Kalkulierter Kraschill

Kommentar Wer erbt den rechten Rand?

So viel Einigkeit war schon lange nicht mehr. Unisono treiben ihn Presseleute durchs Mediendorf und geben ihm nicht nur Oppositionspolitiker die Peitsche. Die Einheit geht so weit, dass - im Zuge künftiger Rationalisierungen? - am vergangenen Samstag zwei große unabhängige Tageszeitungen einen fast wortgleichen Kommentar abdruckten, der in einem einzigen Satz zusammenzufassen ist: Es reicht, Schill muss raus. Das meint sogar die Hamburger Springer-Presse, die den Hamburger Innensenator einst als Ausmister in den hanseatischen "Augiasstall" hievte.

Diesmal hat der "Richter Gnadenlos" den Bogen überspannt, so der allgemeine Tenor. Was die skandalöse Hamburger Politik, die die Schill-Partei zusammen mit der CDU unter Ole van Beust und der FDP verantwortet, nicht zu Wege gebracht hat, dafür reichte ein einziger symbolischer Auftritt im Bundestag, den Schill - ohne sich an das Reglement zu halten - zum Anlass nahm, gegen AusländerInnen zu hetzen und die Regierung zu beschimpfen. Peinlich war allerdings nicht nur Schills Rundumschlag anlässlich der Aussprache zur nationalen Hochwasserkatastrophe, sondern auch die Tatsache, dass ihm das Hohe Haus die Tiraden mit Applaus dankte - aus den CDU/CSU-Bänken.

• _Einträge_:

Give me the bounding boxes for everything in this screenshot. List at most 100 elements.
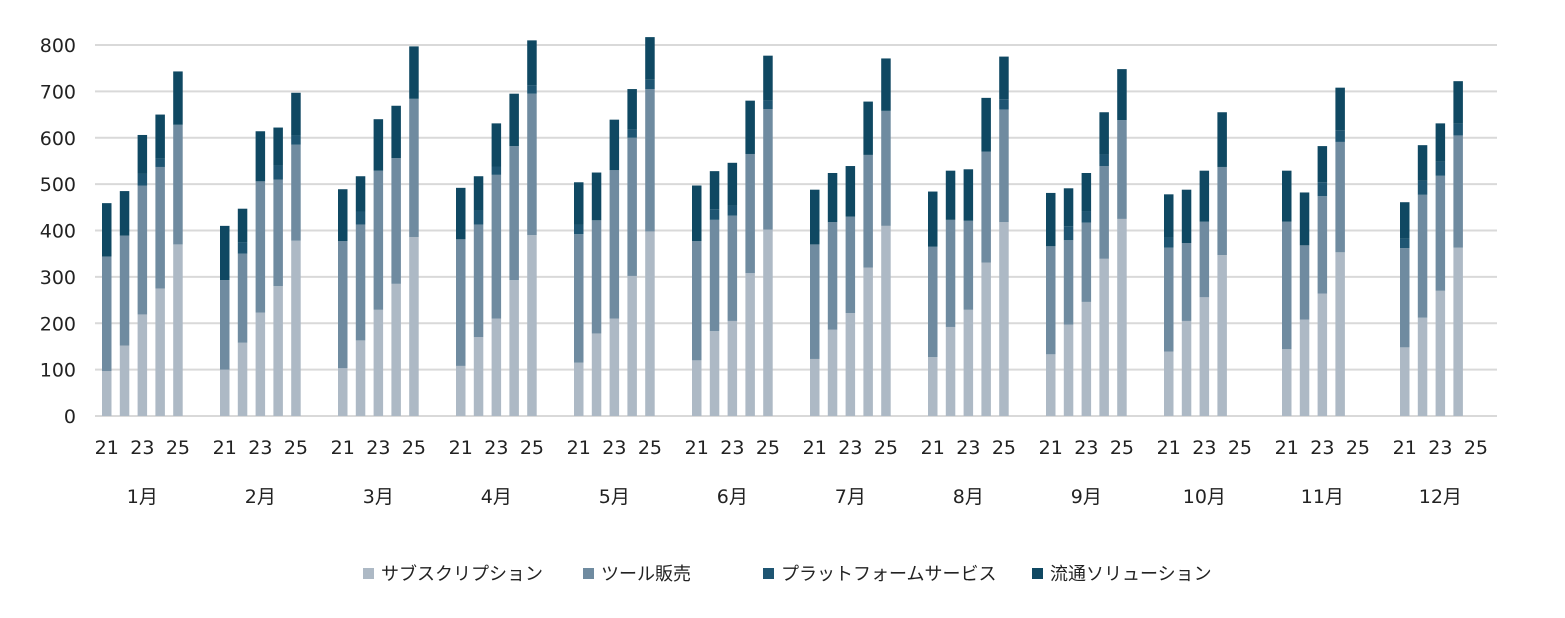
bar-segment-3-12月-21: [1400, 238, 1410, 249]
bar-segment-4-1月-22: [119, 191, 130, 236]
bar-segment-4-4月-21: [456, 187, 466, 240]
bar-segment-3-9月-23: [1081, 211, 1092, 223]
bar-segment-1-3月-21: [338, 368, 348, 416]
x-tick-year-label: 21: [1275, 437, 1299, 459]
bar-segment-1-1月-24: [155, 288, 165, 416]
x-tick-year-label: 23: [838, 437, 862, 459]
x-month-label: 5月: [599, 486, 630, 508]
bar-segment-1-8月-25: [999, 222, 1009, 416]
legend-label: 流通ソリューション: [1050, 564, 1212, 585]
bar-segment-4-8月-22: [945, 170, 956, 220]
bar-segment-2-11月-21: [1282, 221, 1292, 350]
bar-segment-4-11月-21: [1282, 170, 1292, 222]
x-tick-year-label: 21: [213, 437, 237, 459]
x-month-label: 9月: [1071, 486, 1102, 508]
bar-segment-2-10月-23: [1199, 221, 1210, 298]
bar-segment-1-6月-24: [745, 273, 755, 416]
bar-segment-2-7月-24: [863, 154, 873, 268]
bar-segment-1-8月-21: [928, 357, 938, 416]
bar-segment-3-12月-22: [1417, 180, 1428, 195]
bar-segment-4-4月-25: [527, 40, 537, 86]
x-tick-year-label: 25: [992, 437, 1016, 459]
x-tick-year-label: 23: [248, 437, 272, 459]
bar-segment-2-5月-22: [591, 220, 602, 334]
bar-segment-2-7月-25: [881, 110, 891, 226]
bar-segment-4-4月-24: [509, 93, 519, 147]
legend-swatch: [763, 568, 774, 579]
bar-segment-4-11月-24: [1335, 87, 1345, 131]
bar-segment-2-1月-22: [119, 235, 130, 346]
bar-segment-3-2月-25: [291, 135, 301, 145]
bar-segment-4-4月-23: [491, 123, 502, 167]
x-month-label: 10月: [1183, 486, 1226, 508]
bar-segment-1-5月-22: [591, 333, 602, 416]
bar-segment-1-1月-25: [173, 244, 183, 416]
bar-segment-2-12月-21: [1400, 248, 1410, 348]
bar-segment-1-2月-25: [291, 240, 301, 416]
x-tick-year-label: 23: [1074, 437, 1098, 459]
bar-segment-1-9月-23: [1081, 301, 1092, 416]
bar-segment-3-4月-23: [491, 166, 502, 175]
bar-segment-3-2月-22: [237, 242, 248, 254]
bar-segment-2-1月-24: [155, 166, 165, 289]
y-tick-label: 300: [40, 267, 76, 289]
x-tick-year-label: 21: [803, 437, 827, 459]
bar-segment-2-3月-21: [338, 241, 348, 369]
x-tick-year-label: 25: [1346, 437, 1370, 459]
bar-segment-2-12月-23: [1435, 175, 1446, 291]
bar-segment-2-4月-24: [509, 146, 519, 281]
legend-swatch: [583, 568, 594, 579]
bar-segment-3-1月-24: [155, 158, 165, 167]
bar-segment-4-11月-22: [1299, 192, 1310, 246]
bar-series: [102, 37, 1463, 416]
x-tick-year-label: 21: [449, 437, 473, 459]
bar-segment-4-7月-23: [845, 166, 856, 217]
x-tick-year-label: 21: [95, 437, 119, 459]
bar-segment-2-4月-22: [473, 224, 484, 338]
x-tick-year-label: 25: [166, 437, 190, 459]
x-tick-year-label: 23: [484, 437, 508, 459]
x-tick-year-label: 23: [720, 437, 744, 459]
x-tick-year-label: 25: [402, 437, 426, 459]
bar-segment-1-10月-21: [1164, 351, 1174, 416]
bar-segment-4-8月-23: [963, 169, 974, 221]
bar-segment-4-7月-24: [863, 101, 873, 155]
bar-segment-4-6月-22: [709, 171, 720, 210]
bar-segment-4-6月-24: [745, 100, 755, 154]
bar-segment-1-1月-22: [119, 345, 130, 416]
bar-segment-2-2月-24: [273, 179, 283, 287]
bar-segment-4-6月-25: [763, 55, 773, 101]
bar-segment-2-11月-22: [1299, 245, 1310, 320]
bar-segment-2-9月-24: [1099, 166, 1109, 259]
bar-segment-2-5月-24: [627, 137, 637, 276]
bar-segment-1-11月-22: [1299, 319, 1310, 416]
bar-segment-3-12月-23: [1435, 161, 1446, 176]
bar-segment-4-8月-21: [928, 191, 938, 247]
bar-segment-1-7月-23: [845, 313, 856, 416]
bar-segment-2-8月-25: [999, 109, 1009, 223]
bar-segment-4-3月-21: [338, 189, 348, 242]
bar-segment-4-8月-24: [981, 97, 991, 152]
bar-segment-2-11月-24: [1335, 141, 1345, 253]
bar-segment-4-10月-23: [1199, 170, 1210, 222]
bar-segment-4-7月-22: [827, 172, 838, 223]
x-month-label: 11月: [1301, 486, 1344, 508]
bar-segment-1-5月-25: [645, 231, 655, 416]
bar-segment-4-6月-23: [727, 162, 738, 206]
legend-swatch: [363, 568, 374, 579]
bar-segment-2-9月-22: [1063, 240, 1074, 325]
y-tick-label: 0: [64, 406, 76, 428]
bar-segment-4-12月-24: [1453, 81, 1463, 124]
bar-segment-3-4月-22: [473, 210, 484, 225]
y-tick-label: 500: [40, 174, 76, 196]
bar-segment-1-5月-21: [574, 362, 584, 416]
x-month-label: 6月: [717, 486, 748, 508]
bar-segment-1-4月-24: [509, 280, 519, 416]
bar-segment-4-8月-25: [999, 56, 1009, 100]
bar-segment-4-1月-24: [155, 114, 165, 159]
bar-segment-1-9月-24: [1099, 258, 1109, 416]
x-tick-year-label: 21: [921, 437, 945, 459]
bar-segment-2-6月-25: [763, 108, 773, 230]
x-month-label: 1月: [127, 486, 158, 508]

• _Arbeitsauftrag_:
Führe den Kommentar über Schill nach seinem letzten Satz weiter. Die Zeilen spielen dabei keine Rolle.

• _Schriftliche Antwort_:
Das macht sich in Wahlkampfzeiten nicht gut, deshalb muss ihm der Saft - nicht nur der elektronische - abgezapft werden. Dabei ist der kalkulierte "Kraschill" offensichtlich: Schill ersetzt den Wahlkampf auf der Straße durch parlamentarischen Krawall und sichert sich auf diese Weise kostenlose mediale Aufmerksamkeit; die Union dagegen hofft, bei Hamburgs Schill-Wählern abzusahnen, wenn dieser sich nur ausreichend entblößt. Volker Rühe, CDU-Kandidat in Hamburg-Harburg, hat instinktiv seine Chance erkannt und das Schill-Euter angezapft: Als "einen beschämenden Vorgang" kritisiert er Schills Entgleisung. Der FDP dagegen muss die Hamburger Liaision mittlerweile ungemütlich werden, jedenfalls wenn sie doch mit einer sozialliberalen Koalition im Bund liebäugelt.

Dumm nur, dass Ole van Beust an seinem Krawallsenator festhält. Aber auch dies könnte Kalkül sein, weil die sonst drohende Große Koalition in Hamburg einen unliebsamen Vorschein auf verdrängte Bundesoptionen werfen könnte. Vielleicht werden die Stammtisch-Parolen Schills bei Hamburgs bürgerlichen Wählern ja tatsächlich als degoutant empfunden; doch es dürfte eine Klientel in diesem Land geben, bei der die Rede von den "tüchtigen Deutschen" und den "alimentierten Ausländern" auf gut vorbereiteten Boden fällt.

Gut vorbereitet auch deshalb, weil zumindest die großen Parteien dafür gesorgt haben, dass ein Wahlkampf selten so entleert daher kam, dass nur noch ein Hochwasser die Stimmungen fluten kann. Der große Showdown setzt nurmehr auf die Kopf-Show; und Schills Visage ist da auch nicht viel schlimmer als andere. Warum also sollte man der Union die Wähler zutreiben, die Schill sich tatsächlich red-lich verdient hat? Mit Schill bleibt der rechte Rand wenigstens kalkulierbar.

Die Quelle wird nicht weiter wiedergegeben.